╭─ Records supplied

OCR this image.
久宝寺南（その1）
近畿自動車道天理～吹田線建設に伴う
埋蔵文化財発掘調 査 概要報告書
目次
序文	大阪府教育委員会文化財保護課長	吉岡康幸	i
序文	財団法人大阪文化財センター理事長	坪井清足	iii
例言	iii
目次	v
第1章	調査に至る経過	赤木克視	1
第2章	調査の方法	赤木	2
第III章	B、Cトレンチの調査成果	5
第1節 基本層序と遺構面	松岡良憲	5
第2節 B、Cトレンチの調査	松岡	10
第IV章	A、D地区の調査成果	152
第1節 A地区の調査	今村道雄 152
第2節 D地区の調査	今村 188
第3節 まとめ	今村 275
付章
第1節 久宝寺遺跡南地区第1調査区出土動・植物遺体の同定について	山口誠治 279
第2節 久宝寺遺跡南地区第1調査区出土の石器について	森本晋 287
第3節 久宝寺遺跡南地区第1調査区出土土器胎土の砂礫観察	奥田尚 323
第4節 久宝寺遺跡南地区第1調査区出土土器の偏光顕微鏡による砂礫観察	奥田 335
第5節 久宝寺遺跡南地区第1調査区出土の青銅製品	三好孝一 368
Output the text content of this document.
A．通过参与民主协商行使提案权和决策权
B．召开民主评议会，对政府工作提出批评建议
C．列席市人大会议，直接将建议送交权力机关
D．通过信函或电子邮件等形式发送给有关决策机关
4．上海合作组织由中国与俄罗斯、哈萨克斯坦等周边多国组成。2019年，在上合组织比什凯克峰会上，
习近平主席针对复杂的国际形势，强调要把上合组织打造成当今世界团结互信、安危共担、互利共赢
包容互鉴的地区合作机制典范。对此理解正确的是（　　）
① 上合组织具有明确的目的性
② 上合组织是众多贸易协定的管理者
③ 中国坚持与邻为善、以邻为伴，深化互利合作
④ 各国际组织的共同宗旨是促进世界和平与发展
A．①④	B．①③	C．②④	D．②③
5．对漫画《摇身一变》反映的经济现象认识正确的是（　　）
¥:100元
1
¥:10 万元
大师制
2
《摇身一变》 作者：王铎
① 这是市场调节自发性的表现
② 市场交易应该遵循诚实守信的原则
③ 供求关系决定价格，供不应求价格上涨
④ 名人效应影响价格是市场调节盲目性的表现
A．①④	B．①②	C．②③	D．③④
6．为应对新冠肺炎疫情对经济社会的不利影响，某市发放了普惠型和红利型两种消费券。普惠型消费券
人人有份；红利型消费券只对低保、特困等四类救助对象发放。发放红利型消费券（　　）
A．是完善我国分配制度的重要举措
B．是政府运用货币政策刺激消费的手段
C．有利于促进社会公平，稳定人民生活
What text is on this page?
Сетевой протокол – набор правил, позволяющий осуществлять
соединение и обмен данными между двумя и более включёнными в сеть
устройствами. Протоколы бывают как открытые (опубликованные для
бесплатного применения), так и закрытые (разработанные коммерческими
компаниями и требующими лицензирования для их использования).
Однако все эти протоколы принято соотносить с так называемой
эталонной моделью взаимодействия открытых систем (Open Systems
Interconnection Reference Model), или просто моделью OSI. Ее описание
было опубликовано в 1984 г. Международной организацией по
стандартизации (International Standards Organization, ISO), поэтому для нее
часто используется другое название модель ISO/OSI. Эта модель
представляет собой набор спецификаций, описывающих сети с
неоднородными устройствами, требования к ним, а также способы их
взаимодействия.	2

╰─

## [Directive]
Extract, from the material above, each line holding the word "моделью".

## [The result]
эталонной моделью взаимодействия открытых систем (Open Systems
Interconnection Reference Model), или просто моделью OSI. Ее описание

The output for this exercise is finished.